### Objective
Search the records for "employee". Copy every line where it appears.

### Entries provided
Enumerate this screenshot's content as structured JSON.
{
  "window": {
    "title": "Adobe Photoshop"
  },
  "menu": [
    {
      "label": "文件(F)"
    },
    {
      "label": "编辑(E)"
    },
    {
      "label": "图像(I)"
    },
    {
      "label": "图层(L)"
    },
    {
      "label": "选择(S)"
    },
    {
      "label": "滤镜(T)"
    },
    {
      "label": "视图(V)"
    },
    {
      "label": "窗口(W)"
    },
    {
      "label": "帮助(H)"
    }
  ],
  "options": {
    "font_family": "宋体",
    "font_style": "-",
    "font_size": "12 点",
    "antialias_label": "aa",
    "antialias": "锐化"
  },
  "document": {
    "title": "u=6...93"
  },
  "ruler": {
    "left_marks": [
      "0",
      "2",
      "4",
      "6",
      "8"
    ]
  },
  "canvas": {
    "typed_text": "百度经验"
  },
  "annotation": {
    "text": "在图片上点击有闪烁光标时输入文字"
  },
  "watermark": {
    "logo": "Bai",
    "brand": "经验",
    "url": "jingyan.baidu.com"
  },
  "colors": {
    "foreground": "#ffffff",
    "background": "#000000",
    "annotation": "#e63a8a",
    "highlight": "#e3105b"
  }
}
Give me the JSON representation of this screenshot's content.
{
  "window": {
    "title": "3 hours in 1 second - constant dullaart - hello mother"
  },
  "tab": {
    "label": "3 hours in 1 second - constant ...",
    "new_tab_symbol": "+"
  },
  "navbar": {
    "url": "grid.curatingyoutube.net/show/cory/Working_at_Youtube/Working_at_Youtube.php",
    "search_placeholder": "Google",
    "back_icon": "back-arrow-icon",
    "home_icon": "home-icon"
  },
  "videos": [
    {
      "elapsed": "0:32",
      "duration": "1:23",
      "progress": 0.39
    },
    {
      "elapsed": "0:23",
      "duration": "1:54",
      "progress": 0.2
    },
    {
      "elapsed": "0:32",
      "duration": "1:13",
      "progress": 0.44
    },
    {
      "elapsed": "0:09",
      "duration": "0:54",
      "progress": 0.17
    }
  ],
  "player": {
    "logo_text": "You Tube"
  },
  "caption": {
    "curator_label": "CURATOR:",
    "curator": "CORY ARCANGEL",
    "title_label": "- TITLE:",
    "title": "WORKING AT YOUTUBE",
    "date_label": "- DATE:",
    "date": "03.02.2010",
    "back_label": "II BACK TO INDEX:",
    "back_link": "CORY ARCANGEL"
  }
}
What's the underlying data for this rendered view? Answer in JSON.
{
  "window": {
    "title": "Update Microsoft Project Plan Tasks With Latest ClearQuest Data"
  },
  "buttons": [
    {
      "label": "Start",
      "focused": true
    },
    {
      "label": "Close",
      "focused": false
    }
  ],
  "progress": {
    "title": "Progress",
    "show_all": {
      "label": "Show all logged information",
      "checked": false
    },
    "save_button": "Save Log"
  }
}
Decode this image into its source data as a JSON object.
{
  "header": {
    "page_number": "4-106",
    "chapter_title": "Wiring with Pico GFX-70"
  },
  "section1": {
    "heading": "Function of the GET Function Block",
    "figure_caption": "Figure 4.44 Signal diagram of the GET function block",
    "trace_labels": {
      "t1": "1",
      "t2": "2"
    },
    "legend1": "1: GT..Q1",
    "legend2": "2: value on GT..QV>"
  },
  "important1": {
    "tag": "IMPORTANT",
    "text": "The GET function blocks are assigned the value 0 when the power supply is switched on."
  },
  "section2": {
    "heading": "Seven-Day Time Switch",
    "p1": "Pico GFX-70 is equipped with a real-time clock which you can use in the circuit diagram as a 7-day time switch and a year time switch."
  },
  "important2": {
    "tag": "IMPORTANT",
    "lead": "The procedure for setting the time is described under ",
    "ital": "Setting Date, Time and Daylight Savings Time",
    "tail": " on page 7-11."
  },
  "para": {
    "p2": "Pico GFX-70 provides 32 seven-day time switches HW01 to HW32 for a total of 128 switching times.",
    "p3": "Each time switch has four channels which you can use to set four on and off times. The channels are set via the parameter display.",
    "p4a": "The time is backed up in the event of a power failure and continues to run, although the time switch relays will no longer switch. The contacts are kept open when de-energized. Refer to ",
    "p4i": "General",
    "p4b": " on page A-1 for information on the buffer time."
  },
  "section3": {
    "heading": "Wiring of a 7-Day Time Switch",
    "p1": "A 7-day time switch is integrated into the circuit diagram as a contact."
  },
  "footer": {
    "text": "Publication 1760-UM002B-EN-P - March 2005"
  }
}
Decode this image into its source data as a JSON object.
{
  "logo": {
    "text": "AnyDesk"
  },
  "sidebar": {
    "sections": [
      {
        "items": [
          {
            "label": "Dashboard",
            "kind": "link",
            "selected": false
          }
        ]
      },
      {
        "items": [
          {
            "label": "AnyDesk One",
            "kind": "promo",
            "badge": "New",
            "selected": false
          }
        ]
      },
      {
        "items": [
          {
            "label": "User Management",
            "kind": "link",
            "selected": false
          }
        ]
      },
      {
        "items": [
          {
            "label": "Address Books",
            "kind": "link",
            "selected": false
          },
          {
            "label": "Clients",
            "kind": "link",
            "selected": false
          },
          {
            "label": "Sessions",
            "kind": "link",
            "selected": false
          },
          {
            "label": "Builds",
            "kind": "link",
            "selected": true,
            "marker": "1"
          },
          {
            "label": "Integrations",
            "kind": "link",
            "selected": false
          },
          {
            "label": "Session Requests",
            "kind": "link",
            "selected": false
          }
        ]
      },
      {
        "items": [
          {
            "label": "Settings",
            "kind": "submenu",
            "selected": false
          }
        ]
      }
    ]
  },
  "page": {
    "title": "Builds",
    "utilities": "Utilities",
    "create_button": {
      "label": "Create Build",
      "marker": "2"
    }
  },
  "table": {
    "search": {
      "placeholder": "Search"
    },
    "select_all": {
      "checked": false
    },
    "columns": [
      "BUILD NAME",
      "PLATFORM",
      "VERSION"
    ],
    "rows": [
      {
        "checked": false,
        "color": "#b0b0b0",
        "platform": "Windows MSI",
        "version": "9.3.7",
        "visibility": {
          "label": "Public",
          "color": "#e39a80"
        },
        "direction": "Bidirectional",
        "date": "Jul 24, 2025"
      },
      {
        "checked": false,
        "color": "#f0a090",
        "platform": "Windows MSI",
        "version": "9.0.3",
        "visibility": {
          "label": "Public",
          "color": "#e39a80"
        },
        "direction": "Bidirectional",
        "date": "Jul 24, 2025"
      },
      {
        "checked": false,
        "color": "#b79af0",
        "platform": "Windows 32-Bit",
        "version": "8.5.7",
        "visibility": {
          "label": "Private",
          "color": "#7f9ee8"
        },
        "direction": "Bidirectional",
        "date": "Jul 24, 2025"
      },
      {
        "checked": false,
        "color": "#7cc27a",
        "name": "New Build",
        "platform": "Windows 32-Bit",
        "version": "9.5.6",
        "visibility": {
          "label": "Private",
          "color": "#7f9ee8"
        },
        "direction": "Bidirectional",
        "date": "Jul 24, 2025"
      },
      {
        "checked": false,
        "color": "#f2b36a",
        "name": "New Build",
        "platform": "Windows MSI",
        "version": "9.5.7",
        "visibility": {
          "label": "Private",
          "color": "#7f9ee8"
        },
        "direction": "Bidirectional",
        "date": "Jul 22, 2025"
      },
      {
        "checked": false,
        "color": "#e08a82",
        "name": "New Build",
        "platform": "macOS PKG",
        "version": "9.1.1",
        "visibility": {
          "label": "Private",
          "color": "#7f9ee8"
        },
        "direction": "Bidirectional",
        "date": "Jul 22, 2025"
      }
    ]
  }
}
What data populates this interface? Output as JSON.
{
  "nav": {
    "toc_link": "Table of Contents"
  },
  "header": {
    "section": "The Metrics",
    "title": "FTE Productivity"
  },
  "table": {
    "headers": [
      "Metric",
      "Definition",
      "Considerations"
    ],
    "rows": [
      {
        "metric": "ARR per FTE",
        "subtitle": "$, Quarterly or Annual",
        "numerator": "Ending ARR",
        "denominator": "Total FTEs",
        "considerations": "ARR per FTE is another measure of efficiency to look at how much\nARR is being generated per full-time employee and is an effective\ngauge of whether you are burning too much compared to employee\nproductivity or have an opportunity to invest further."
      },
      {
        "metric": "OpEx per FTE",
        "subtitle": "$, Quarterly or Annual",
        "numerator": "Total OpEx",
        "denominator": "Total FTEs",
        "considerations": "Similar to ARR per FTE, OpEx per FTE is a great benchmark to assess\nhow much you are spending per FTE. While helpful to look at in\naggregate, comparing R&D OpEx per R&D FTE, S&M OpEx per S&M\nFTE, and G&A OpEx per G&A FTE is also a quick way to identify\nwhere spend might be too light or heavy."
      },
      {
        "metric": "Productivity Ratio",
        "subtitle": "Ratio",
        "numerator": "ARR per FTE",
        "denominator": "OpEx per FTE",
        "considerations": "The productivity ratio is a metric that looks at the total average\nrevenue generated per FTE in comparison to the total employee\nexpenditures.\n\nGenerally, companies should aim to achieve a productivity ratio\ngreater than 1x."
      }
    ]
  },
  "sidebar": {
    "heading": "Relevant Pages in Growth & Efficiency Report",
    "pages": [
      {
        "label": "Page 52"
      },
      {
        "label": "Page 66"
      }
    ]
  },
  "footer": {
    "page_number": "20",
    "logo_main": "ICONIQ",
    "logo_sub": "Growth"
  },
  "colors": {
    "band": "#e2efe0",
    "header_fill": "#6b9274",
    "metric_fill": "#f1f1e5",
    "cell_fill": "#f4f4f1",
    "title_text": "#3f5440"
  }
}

### Written solution
        "considerations": "ARR per FTE is another measure of efficiency to look at how much\nARR is being generated per full-time employee and is an effective\ngauge of whether you are burning too much compared to employee\nproductivity or have an opportunity to invest further."
        "considerations": "The productivity ratio is a metric that looks at the total average\nrevenue generated per FTE in comparison to the total employee\nexpenditures.\n\nGenerally, companies should aim to achieve a productivity ratio\ngreater than 1x."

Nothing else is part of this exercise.